• REQUIREMENTS: Retype each entry below exactly as it stands.

• EXTRACTED MATERIAL:
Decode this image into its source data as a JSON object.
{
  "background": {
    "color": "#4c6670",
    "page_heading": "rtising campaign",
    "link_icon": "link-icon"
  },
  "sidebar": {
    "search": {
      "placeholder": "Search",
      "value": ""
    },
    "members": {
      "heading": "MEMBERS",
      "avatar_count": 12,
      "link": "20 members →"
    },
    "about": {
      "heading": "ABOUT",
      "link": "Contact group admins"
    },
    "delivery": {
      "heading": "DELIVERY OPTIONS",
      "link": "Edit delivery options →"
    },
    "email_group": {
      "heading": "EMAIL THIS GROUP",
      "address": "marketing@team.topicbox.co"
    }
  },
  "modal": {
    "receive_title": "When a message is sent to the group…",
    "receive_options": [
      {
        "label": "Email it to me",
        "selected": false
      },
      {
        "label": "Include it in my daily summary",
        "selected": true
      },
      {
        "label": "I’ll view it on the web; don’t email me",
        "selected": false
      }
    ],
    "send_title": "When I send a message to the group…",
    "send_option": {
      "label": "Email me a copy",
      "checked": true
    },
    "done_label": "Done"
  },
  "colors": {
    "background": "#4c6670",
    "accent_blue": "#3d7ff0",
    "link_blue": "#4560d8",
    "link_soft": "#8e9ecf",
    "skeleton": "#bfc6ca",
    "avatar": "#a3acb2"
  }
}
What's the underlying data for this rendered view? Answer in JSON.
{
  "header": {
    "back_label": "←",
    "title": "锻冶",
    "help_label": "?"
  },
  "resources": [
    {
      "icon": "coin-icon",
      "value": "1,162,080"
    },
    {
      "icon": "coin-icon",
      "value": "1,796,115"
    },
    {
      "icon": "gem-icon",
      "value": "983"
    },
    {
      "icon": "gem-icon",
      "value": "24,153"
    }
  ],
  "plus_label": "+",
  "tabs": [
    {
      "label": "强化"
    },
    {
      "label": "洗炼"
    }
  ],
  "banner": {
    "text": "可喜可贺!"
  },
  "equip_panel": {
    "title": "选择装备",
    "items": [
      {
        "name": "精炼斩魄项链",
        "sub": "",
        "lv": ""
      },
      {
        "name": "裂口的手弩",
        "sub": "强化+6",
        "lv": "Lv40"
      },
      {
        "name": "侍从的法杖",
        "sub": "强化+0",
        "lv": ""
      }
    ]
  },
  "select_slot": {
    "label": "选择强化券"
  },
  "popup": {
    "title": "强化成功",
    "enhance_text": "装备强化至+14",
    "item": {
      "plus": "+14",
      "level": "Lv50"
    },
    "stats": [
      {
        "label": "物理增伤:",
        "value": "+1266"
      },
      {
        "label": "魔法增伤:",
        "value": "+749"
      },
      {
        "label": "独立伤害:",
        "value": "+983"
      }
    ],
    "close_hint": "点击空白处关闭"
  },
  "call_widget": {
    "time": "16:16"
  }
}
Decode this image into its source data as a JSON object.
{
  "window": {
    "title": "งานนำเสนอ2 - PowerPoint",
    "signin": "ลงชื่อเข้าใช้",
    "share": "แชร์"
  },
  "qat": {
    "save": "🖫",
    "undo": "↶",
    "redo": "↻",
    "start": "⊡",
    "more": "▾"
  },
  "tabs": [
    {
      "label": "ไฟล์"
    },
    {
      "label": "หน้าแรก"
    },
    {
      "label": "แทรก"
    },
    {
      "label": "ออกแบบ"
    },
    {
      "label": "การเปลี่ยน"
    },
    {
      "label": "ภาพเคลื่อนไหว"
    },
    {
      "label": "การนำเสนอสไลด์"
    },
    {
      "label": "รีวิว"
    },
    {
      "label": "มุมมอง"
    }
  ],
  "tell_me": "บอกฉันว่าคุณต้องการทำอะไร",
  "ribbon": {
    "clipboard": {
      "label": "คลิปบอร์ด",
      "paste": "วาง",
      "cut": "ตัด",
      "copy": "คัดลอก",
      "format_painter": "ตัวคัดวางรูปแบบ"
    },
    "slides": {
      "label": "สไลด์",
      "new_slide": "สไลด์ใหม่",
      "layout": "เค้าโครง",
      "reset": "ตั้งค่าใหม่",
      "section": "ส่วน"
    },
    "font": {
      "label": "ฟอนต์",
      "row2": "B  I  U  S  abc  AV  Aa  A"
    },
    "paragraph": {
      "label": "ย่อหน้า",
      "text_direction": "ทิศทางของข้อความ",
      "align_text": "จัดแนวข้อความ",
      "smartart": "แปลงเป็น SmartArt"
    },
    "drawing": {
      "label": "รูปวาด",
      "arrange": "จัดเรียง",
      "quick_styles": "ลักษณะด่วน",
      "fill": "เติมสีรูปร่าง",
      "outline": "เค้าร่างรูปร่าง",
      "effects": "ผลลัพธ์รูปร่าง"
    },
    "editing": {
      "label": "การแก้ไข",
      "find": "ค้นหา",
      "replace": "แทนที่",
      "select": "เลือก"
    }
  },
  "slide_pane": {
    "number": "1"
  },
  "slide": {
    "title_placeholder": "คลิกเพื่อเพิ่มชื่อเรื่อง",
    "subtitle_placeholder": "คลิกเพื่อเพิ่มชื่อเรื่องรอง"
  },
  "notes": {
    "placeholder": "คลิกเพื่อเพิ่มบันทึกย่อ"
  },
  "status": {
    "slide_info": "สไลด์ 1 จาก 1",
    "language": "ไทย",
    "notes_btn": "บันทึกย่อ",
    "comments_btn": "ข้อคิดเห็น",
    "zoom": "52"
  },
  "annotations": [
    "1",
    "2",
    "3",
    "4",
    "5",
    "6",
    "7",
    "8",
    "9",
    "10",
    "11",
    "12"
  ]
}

• COMPLETE OUTPUT:
Decode this image into its source data as a JSON object.
{
  "background": {
    "color": "#4c6670",
    "page_heading": "rtising campaign",
    "link_icon": "link-icon"
  },
  "sidebar": {
    "search": {
      "placeholder": "Search",
      "value": ""
    },
    "members": {
      "heading": "MEMBERS",
      "avatar_count": 12,
      "link": "20 members →"
    },
    "about": {
      "heading": "ABOUT",
      "link": "Contact group admins"
    },
    "delivery": {
      "heading": "DELIVERY OPTIONS",
      "link": "Edit delivery options →"
    },
    "email_group": {
      "heading": "EMAIL THIS GROUP",
      "address": "marketing@team.topicbox.co"
    }
  },
  "modal": {
    "receive_title": "When a message is sent to the group…",
    "receive_options": [
      {
        "label": "Email it to me",
        "selected": false
      },
      {
        "label": "Include it in my daily summary",
        "selected": true
      },
      {
        "label": "I’ll view it on the web; don’t email me",
        "selected": false
      }
    ],
    "send_title": "When I send a message to the group…",
    "send_option": {
      "label": "Email me a copy",
      "checked": true
    },
    "done_label": "Done"
  },
  "colors": {
    "background": "#4c6670",
    "accent_blue": "#3d7ff0",
    "link_blue": "#4560d8",
    "link_soft": "#8e9ecf",
    "skeleton": "#bfc6ca",
    "avatar": "#a3acb2"
  }
}
What's the underlying data for this rendered view? Answer in JSON.
{
  "header": {
    "back_label": "←",
    "title": "锻冶",
    "help_label": "?"
  },
  "resources": [
    {
      "icon": "coin-icon",
      "value": "1,162,080"
    },
    {
      "icon": "coin-icon",
      "value": "1,796,115"
    },
    {
      "icon": "gem-icon",
      "value": "983"
    },
    {
      "icon": "gem-icon",
      "value": "24,153"
    }
  ],
  "plus_label": "+",
  "tabs": [
    {
      "label": "强化"
    },
    {
      "label": "洗炼"
    }
  ],
  "banner": {
    "text": "可喜可贺!"
  },
  "equip_panel": {
    "title": "选择装备",
    "items": [
      {
        "name": "精炼斩魄项链",
        "sub": "",
        "lv": ""
      },
      {
        "name": "裂口的手弩",
        "sub": "强化+6",
        "lv": "Lv40"
      },
      {
        "name": "侍从的法杖",
        "sub": "强化+0",
        "lv": ""
      }
    ]
  },
  "select_slot": {
    "label": "选择强化券"
  },
  "popup": {
    "title": "强化成功",
    "enhance_text": "装备强化至+14",
    "item": {
      "plus": "+14",
      "level": "Lv50"
    },
    "stats": [
      {
        "label": "物理增伤:",
        "value": "+1266"
      },
      {
        "label": "魔法增伤:",
        "value": "+749"
      },
      {
        "label": "独立伤害:",
        "value": "+983"
      }
    ],
    "close_hint": "点击空白处关闭"
  },
  "call_widget": {
    "time": "16:16"
  }
}
Decode this image into its source data as a JSON object.
{
  "window": {
    "title": "งานนำเสนอ2 - PowerPoint",
    "signin": "ลงชื่อเข้าใช้",
    "share": "แชร์"
  },
  "qat": {
    "save": "🖫",
    "undo": "↶",
    "redo": "↻",
    "start": "⊡",
    "more": "▾"
  },
  "tabs": [
    {
      "label": "ไฟล์"
    },
    {
      "label": "หน้าแรก"
    },
    {
      "label": "แทรก"
    },
    {
      "label": "ออกแบบ"
    },
    {
      "label": "การเปลี่ยน"
    },
    {
      "label": "ภาพเคลื่อนไหว"
    },
    {
      "label": "การนำเสนอสไลด์"
    },
    {
      "label": "รีวิว"
    },
    {
      "label": "มุมมอง"
    }
  ],
  "tell_me": "บอกฉันว่าคุณต้องการทำอะไร",
  "ribbon": {
    "clipboard": {
      "label": "คลิปบอร์ด",
      "paste": "วาง",
      "cut": "ตัด",
      "copy": "คัดลอก",
      "format_painter": "ตัวคัดวางรูปแบบ"
    },
    "slides": {
      "label": "สไลด์",
      "new_slide": "สไลด์ใหม่",
      "layout": "เค้าโครง",
      "reset": "ตั้งค่าใหม่",
      "section": "ส่วน"
    },
    "font": {
      "label": "ฟอนต์",
      "row2": "B  I  U  S  abc  AV  Aa  A"
    },
    "paragraph": {
      "label": "ย่อหน้า",
      "text_direction": "ทิศทางของข้อความ",
      "align_text": "จัดแนวข้อความ",
      "smartart": "แปลงเป็น SmartArt"
    },
    "drawing": {
      "label": "รูปวาด",
      "arrange": "จัดเรียง",
      "quick_styles": "ลักษณะด่วน",
      "fill": "เติมสีรูปร่าง",
      "outline": "เค้าร่างรูปร่าง",
      "effects": "ผลลัพธ์รูปร่าง"
    },
    "editing": {
      "label": "การแก้ไข",
      "find": "ค้นหา",
      "replace": "แทนที่",
      "select": "เลือก"
    }
  },
  "slide_pane": {
    "number": "1"
  },
  "slide": {
    "title_placeholder": "คลิกเพื่อเพิ่มชื่อเรื่อง",
    "subtitle_placeholder": "คลิกเพื่อเพิ่มชื่อเรื่องรอง"
  },
  "notes": {
    "placeholder": "คลิกเพื่อเพิ่มบันทึกย่อ"
  },
  "status": {
    "slide_info": "สไลด์ 1 จาก 1",
    "language": "ไทย",
    "notes_btn": "บันทึกย่อ",
    "comments_btn": "ข้อคิดเห็น",
    "zoom": "52"
  },
  "annotations": [
    "1",
    "2",
    "3",
    "4",
    "5",
    "6",
    "7",
    "8",
    "9",
    "10",
    "11",
    "12"
  ]
}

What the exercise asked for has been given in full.